-- STATED GOAL --
Are you able to retype all the records below exactly?

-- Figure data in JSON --

───

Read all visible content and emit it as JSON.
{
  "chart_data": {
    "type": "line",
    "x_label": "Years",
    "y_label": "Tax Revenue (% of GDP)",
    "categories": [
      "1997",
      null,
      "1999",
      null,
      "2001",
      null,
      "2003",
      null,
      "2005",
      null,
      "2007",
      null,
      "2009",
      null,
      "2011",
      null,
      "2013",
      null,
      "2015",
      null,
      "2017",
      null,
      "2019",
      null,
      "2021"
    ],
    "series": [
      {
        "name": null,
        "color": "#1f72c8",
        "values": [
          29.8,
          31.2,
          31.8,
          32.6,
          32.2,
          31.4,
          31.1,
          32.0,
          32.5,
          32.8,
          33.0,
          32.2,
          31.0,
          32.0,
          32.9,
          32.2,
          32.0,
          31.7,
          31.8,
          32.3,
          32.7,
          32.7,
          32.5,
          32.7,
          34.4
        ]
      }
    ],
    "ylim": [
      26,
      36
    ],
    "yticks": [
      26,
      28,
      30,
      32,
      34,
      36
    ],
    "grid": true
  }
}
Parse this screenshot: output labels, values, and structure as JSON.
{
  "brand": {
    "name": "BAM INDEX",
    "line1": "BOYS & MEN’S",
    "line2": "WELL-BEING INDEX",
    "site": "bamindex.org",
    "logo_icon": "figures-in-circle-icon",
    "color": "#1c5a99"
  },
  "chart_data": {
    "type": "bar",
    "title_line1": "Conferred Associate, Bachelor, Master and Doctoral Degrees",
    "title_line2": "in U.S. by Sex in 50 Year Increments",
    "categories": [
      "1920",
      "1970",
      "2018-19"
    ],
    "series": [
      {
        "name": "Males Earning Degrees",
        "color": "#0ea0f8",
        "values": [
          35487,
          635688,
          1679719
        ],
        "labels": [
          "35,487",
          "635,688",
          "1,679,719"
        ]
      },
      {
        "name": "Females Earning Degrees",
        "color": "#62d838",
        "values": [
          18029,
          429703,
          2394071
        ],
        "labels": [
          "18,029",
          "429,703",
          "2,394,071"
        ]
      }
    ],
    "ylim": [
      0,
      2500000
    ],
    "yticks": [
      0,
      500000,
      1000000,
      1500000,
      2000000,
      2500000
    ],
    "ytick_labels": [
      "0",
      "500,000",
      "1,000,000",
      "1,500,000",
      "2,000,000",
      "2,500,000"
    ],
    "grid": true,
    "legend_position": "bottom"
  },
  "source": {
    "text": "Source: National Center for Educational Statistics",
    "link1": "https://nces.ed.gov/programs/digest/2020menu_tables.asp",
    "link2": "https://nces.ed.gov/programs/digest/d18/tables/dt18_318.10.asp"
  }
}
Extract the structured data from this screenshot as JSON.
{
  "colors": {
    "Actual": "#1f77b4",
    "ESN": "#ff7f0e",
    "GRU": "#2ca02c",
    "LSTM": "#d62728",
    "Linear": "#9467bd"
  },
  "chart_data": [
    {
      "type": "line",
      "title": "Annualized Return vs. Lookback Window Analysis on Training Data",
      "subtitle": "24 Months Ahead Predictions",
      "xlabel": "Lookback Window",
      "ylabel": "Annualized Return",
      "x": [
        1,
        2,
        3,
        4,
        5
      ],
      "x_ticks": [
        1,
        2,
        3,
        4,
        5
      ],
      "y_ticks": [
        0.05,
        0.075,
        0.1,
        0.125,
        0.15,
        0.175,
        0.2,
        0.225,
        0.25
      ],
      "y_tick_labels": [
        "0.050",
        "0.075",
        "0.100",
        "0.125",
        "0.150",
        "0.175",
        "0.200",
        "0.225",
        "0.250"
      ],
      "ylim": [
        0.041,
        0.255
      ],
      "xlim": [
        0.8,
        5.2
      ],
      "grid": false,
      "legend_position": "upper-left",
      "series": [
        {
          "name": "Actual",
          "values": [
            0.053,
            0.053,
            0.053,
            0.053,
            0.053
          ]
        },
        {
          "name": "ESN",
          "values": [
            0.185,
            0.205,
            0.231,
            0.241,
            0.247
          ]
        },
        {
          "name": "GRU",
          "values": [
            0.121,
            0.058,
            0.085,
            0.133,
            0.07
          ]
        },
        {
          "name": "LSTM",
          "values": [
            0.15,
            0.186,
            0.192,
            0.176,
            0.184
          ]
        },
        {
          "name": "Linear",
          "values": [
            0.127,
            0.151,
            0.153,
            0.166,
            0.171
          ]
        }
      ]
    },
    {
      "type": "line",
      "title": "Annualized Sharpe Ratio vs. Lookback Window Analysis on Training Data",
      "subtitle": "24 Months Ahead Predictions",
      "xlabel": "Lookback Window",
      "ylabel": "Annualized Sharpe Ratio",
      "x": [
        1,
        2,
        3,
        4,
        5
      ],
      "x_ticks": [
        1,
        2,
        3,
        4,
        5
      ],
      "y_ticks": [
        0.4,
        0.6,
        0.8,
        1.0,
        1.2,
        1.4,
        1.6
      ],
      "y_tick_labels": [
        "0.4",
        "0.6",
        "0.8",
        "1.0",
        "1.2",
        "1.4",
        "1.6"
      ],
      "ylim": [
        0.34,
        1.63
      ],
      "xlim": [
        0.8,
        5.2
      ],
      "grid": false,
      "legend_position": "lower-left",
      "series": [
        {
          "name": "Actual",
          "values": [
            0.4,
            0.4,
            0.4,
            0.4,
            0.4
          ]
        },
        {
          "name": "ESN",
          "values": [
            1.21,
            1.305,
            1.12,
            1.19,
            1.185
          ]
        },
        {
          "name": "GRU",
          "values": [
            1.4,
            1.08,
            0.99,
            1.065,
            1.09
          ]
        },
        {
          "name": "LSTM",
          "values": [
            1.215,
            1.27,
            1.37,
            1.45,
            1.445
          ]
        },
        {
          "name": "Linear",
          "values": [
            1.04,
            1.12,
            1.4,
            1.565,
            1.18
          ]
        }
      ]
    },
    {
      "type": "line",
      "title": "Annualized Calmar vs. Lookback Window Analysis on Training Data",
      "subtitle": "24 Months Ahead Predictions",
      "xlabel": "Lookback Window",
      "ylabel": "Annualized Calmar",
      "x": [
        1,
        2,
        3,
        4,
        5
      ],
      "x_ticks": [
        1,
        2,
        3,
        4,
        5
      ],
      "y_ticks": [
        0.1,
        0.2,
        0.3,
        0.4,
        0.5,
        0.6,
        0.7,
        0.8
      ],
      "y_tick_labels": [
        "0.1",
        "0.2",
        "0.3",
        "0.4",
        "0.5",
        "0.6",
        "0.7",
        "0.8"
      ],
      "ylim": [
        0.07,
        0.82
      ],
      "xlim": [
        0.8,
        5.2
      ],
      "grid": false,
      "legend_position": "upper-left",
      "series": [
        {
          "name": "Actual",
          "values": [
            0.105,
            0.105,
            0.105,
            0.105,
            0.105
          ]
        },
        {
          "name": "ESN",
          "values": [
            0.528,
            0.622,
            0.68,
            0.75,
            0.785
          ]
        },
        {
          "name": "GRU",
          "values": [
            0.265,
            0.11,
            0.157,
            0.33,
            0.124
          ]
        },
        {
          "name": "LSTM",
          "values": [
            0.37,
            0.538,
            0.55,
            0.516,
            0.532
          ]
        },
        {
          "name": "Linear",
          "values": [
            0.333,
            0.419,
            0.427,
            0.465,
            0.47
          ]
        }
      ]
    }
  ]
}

───

-- WRITTEN SOLUTION --
Read all visible content and emit it as JSON.
{
  "chart_data": {
    "type": "line",
    "x_label": "Years",
    "y_label": "Tax Revenue (% of GDP)",
    "categories": [
      "1997",
      null,
      "1999",
      null,
      "2001",
      null,
      "2003",
      null,
      "2005",
      null,
      "2007",
      null,
      "2009",
      null,
      "2011",
      null,
      "2013",
      null,
      "2015",
      null,
      "2017",
      null,
      "2019",
      null,
      "2021"
    ],
    "series": [
      {
        "name": null,
        "color": "#1f72c8",
        "values": [
          29.8,
          31.2,
          31.8,
          32.6,
          32.2,
          31.4,
          31.1,
          32.0,
          32.5,
          32.8,
          33.0,
          32.2,
          31.0,
          32.0,
          32.9,
          32.2,
          32.0,
          31.7,
          31.8,
          32.3,
          32.7,
          32.7,
          32.5,
          32.7,
          34.4
        ]
      }
    ],
    "ylim": [
      26,
      36
    ],
    "yticks": [
      26,
      28,
      30,
      32,
      34,
      36
    ],
    "grid": true
  }
}
Parse this screenshot: output labels, values, and structure as JSON.
{
  "brand": {
    "name": "BAM INDEX",
    "line1": "BOYS & MEN’S",
    "line2": "WELL-BEING INDEX",
    "site": "bamindex.org",
    "logo_icon": "figures-in-circle-icon",
    "color": "#1c5a99"
  },
  "chart_data": {
    "type": "bar",
    "title_line1": "Conferred Associate, Bachelor, Master and Doctoral Degrees",
    "title_line2": "in U.S. by Sex in 50 Year Increments",
    "categories": [
      "1920",
      "1970",
      "2018-19"
    ],
    "series": [
      {
        "name": "Males Earning Degrees",
        "color": "#0ea0f8",
        "values": [
          35487,
          635688,
          1679719
        ],
        "labels": [
          "35,487",
          "635,688",
          "1,679,719"
        ]
      },
      {
        "name": "Females Earning Degrees",
        "color": "#62d838",
        "values": [
          18029,
          429703,
          2394071
        ],
        "labels": [
          "18,029",
          "429,703",
          "2,394,071"
        ]
      }
    ],
    "ylim": [
      0,
      2500000
    ],
    "yticks": [
      0,
      500000,
      1000000,
      1500000,
      2000000,
      2500000
    ],
    "ytick_labels": [
      "0",
      "500,000",
      "1,000,000",
      "1,500,000",
      "2,000,000",
      "2,500,000"
    ],
    "grid": true,
    "legend_position": "bottom"
  },
  "source": {
    "text": "Source: National Center for Educational Statistics",
    "link1": "https://nces.ed.gov/programs/digest/2020menu_tables.asp",
    "link2": "https://nces.ed.gov/programs/digest/d18/tables/dt18_318.10.asp"
  }
}
Extract the structured data from this screenshot as JSON.
{
  "colors": {
    "Actual": "#1f77b4",
    "ESN": "#ff7f0e",
    "GRU": "#2ca02c",
    "LSTM": "#d62728",
    "Linear": "#9467bd"
  },
  "chart_data": [
    {
      "type": "line",
      "title": "Annualized Return vs. Lookback Window Analysis on Training Data",
      "subtitle": "24 Months Ahead Predictions",
      "xlabel": "Lookback Window",
      "ylabel": "Annualized Return",
      "x": [
        1,
        2,
        3,
        4,
        5
      ],
      "x_ticks": [
        1,
        2,
        3,
        4,
        5
      ],
      "y_ticks": [
        0.05,
        0.075,
        0.1,
        0.125,
        0.15,
        0.175,
        0.2,
        0.225,
        0.25
      ],
      "y_tick_labels": [
        "0.050",
        "0.075",
        "0.100",
        "0.125",
        "0.150",
        "0.175",
        "0.200",
        "0.225",
        "0.250"
      ],
      "ylim": [
        0.041,
        0.255
      ],
      "xlim": [
        0.8,
        5.2
      ],
      "grid": false,
      "legend_position": "upper-left",
      "series": [
        {
          "name": "Actual",
          "values": [
            0.053,
            0.053,
            0.053,
            0.053,
            0.053
          ]
        },
        {
          "name": "ESN",
          "values": [
            0.185,
            0.205,
            0.231,
            0.241,
            0.247
          ]
        },
        {
          "name": "GRU",
          "values": [
            0.121,
            0.058,
            0.085,
            0.133,
            0.07
          ]
        },
        {
          "name": "LSTM",
          "values": [
            0.15,
            0.186,
            0.192,
            0.176,
            0.184
          ]
        },
        {
          "name": "Linear",
          "values": [
            0.127,
            0.151,
            0.153,
            0.166,
            0.171
          ]
        }
      ]
    },
    {
      "type": "line",
      "title": "Annualized Sharpe Ratio vs. Lookback Window Analysis on Training Data",
      "subtitle": "24 Months Ahead Predictions",
      "xlabel": "Lookback Window",
      "ylabel": "Annualized Sharpe Ratio",
      "x": [
        1,
        2,
        3,
        4,
        5
      ],
      "x_ticks": [
        1,
        2,
        3,
        4,
        5
      ],
      "y_ticks": [
        0.4,
        0.6,
        0.8,
        1.0,
        1.2,
        1.4,
        1.6
      ],
      "y_tick_labels": [
        "0.4",
        "0.6",
        "0.8",
        "1.0",
        "1.2",
        "1.4",
        "1.6"
      ],
      "ylim": [
        0.34,
        1.63
      ],
      "xlim": [
        0.8,
        5.2
      ],
      "grid": false,
      "legend_position": "lower-left",
      "series": [
        {
          "name": "Actual",
          "values": [
            0.4,
            0.4,
            0.4,
            0.4,
            0.4
          ]
        },
        {
          "name": "ESN",
          "values": [
            1.21,
            1.305,
            1.12,
            1.19,
            1.185
          ]
        },
        {
          "name": "GRU",
          "values": [
            1.4,
            1.08,
            0.99,
            1.065,
            1.09
          ]
        },
        {
          "name": "LSTM",
          "values": [
            1.215,
            1.27,
            1.37,
            1.45,
            1.445
          ]
        },
        {
          "name": "Linear",
          "values": [
            1.04,
            1.12,
            1.4,
            1.565,
            1.18
          ]
        }
      ]
    },
    {
      "type": "line",
      "title": "Annualized Calmar vs. Lookback Window Analysis on Training Data",
      "subtitle": "24 Months Ahead Predictions",
      "xlabel": "Lookback Window",
      "ylabel": "Annualized Calmar",
      "x": [
        1,
        2,
        3,
        4,
        5
      ],
      "x_ticks": [
        1,
        2,
        3,
        4,
        5
      ],
      "y_ticks": [
        0.1,
        0.2,
        0.3,
        0.4,
        0.5,
        0.6,
        0.7,
        0.8
      ],
      "y_tick_labels": [
        "0.1",
        "0.2",
        "0.3",
        "0.4",
        "0.5",
        "0.6",
        "0.7",
        "0.8"
      ],
      "ylim": [
        0.07,
        0.82
      ],
      "xlim": [
        0.8,
        5.2
      ],
      "grid": false,
      "legend_position": "upper-left",
      "series": [
        {
          "name": "Actual",
          "values": [
            0.105,
            0.105,
            0.105,
            0.105,
            0.105
          ]
        },
        {
          "name": "ESN",
          "values": [
            0.528,
            0.622,
            0.68,
            0.75,
            0.785
          ]
        },
        {
          "name": "GRU",
          "values": [
            0.265,
            0.11,
            0.157,
            0.33,
            0.124
          ]
        },
        {
          "name": "LSTM",
          "values": [
            0.37,
            0.538,
            0.55,
            0.516,
            0.532
          ]
        },
        {
          "name": "Linear",
          "values": [
            0.333,
            0.419,
            0.427,
            0.465,
            0.47
          ]
        }
      ]
    }
  ]
}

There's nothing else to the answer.